TASK: Reproduce every item below verbatim, one line at a time, without altering any character.

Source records
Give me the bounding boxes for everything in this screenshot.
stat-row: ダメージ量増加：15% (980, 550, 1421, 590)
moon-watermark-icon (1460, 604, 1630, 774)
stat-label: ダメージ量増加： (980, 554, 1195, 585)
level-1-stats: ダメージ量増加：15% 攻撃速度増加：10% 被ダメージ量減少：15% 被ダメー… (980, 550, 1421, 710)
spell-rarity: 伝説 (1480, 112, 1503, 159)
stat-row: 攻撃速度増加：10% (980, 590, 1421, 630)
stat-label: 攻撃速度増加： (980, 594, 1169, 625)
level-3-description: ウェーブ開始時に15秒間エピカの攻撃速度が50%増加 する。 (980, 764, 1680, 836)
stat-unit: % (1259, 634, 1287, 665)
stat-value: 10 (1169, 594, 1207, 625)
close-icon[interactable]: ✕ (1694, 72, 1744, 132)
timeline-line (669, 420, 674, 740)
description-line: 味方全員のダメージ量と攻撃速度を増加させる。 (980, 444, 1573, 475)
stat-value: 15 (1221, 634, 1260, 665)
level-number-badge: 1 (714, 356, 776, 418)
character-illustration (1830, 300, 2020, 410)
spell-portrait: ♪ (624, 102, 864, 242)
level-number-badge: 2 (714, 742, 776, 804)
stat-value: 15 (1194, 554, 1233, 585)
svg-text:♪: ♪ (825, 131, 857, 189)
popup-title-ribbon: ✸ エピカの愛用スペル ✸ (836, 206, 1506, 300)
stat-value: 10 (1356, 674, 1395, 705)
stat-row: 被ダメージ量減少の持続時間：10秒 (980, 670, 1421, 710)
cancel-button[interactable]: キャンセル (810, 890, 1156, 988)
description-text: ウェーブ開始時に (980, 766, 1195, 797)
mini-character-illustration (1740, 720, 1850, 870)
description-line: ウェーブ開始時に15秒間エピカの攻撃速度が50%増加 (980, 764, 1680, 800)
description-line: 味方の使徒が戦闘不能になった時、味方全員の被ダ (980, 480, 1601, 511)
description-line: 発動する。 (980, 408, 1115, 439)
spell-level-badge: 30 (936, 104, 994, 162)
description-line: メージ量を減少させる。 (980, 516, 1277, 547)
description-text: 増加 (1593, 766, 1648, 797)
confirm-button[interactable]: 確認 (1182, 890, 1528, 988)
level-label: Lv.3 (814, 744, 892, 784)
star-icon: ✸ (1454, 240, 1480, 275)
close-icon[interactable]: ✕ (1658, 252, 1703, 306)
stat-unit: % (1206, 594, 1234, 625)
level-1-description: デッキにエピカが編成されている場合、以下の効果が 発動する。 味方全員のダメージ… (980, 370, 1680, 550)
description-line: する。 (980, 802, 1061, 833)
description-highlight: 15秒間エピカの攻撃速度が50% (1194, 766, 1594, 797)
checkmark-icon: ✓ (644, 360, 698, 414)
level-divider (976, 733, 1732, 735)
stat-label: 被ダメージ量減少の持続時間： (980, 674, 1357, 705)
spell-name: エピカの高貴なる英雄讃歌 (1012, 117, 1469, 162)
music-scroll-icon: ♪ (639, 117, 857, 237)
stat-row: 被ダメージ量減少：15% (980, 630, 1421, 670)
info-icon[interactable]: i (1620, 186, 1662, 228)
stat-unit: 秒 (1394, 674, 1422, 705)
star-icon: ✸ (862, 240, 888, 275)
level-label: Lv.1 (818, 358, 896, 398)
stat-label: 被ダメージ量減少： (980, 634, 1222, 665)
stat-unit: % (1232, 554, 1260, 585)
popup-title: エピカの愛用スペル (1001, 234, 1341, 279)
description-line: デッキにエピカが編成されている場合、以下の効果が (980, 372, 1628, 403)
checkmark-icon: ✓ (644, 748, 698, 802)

EXERCISE SOLUTION:
Give me the bounding boxes for everything in this screenshot.
stat-row: ダメージ量増加：15% (980, 550, 1421, 590)
moon-watermark-icon (1460, 604, 1630, 774)
stat-label: ダメージ量増加： (980, 554, 1195, 585)
level-1-stats: ダメージ量増加：15% 攻撃速度増加：10% 被ダメージ量減少：15% 被ダメー… (980, 550, 1421, 710)
spell-rarity: 伝説 (1480, 112, 1503, 159)
stat-row: 攻撃速度増加：10% (980, 590, 1421, 630)
stat-label: 攻撃速度増加： (980, 594, 1169, 625)
level-3-description: ウェーブ開始時に15秒間エピカの攻撃速度が50%増加 する。 (980, 764, 1680, 836)
stat-unit: % (1259, 634, 1287, 665)
stat-value: 10 (1169, 594, 1207, 625)
close-icon[interactable]: ✕ (1694, 72, 1744, 132)
timeline-line (669, 420, 674, 740)
description-line: 味方全員のダメージ量と攻撃速度を増加させる。 (980, 444, 1573, 475)
stat-value: 15 (1221, 634, 1260, 665)
level-number-badge: 1 (714, 356, 776, 418)
character-illustration (1830, 300, 2020, 410)
spell-portrait: ♪ (624, 102, 864, 242)
level-number-badge: 2 (714, 742, 776, 804)
stat-value: 15 (1194, 554, 1233, 585)
svg-text:♪: ♪ (825, 131, 857, 189)
popup-title-ribbon: ✸ エピカの愛用スペル ✸ (836, 206, 1506, 300)
stat-value: 10 (1356, 674, 1395, 705)
stat-row: 被ダメージ量減少の持続時間：10秒 (980, 670, 1421, 710)
cancel-button[interactable]: キャンセル (810, 890, 1156, 988)
description-text: ウェーブ開始時に (980, 766, 1195, 797)
mini-character-illustration (1740, 720, 1850, 870)
description-line: ウェーブ開始時に15秒間エピカの攻撃速度が50%増加 (980, 764, 1680, 800)
description-line: 味方の使徒が戦闘不能になった時、味方全員の被ダ (980, 480, 1601, 511)
description-line: 発動する。 (980, 408, 1115, 439)
spell-level-badge: 30 (936, 104, 994, 162)
description-line: メージ量を減少させる。 (980, 516, 1277, 547)
description-text: 増加 (1593, 766, 1648, 797)
confirm-button[interactable]: 確認 (1182, 890, 1528, 988)
level-label: Lv.3 (814, 744, 892, 784)
star-icon: ✸ (1454, 240, 1480, 275)
close-icon[interactable]: ✕ (1658, 252, 1703, 306)
stat-unit: % (1206, 594, 1234, 625)
level-1-description: デッキにエピカが編成されている場合、以下の効果が 発動する。 味方全員のダメージ… (980, 370, 1680, 550)
description-line: する。 (980, 802, 1061, 833)
description-highlight: 15秒間エピカの攻撃速度が50% (1194, 766, 1594, 797)
checkmark-icon: ✓ (644, 360, 698, 414)
level-divider (976, 733, 1732, 735)
stat-label: 被ダメージ量減少の持続時間： (980, 674, 1357, 705)
spell-name: エピカの高貴なる英雄讃歌 (1012, 117, 1469, 162)
music-scroll-icon: ♪ (639, 117, 857, 237)
stat-row: 被ダメージ量減少：15% (980, 630, 1421, 670)
info-icon[interactable]: i (1620, 186, 1662, 228)
stat-unit: 秒 (1394, 674, 1422, 705)
star-icon: ✸ (862, 240, 888, 275)
level-label: Lv.1 (818, 358, 896, 398)
stat-label: 被ダメージ量減少： (980, 634, 1222, 665)
stat-unit: % (1232, 554, 1260, 585)
popup-title: エピカの愛用スペル (1001, 234, 1341, 279)
description-line: デッキにエピカが編成されている場合、以下の効果が (980, 372, 1628, 403)
checkmark-icon: ✓ (644, 748, 698, 802)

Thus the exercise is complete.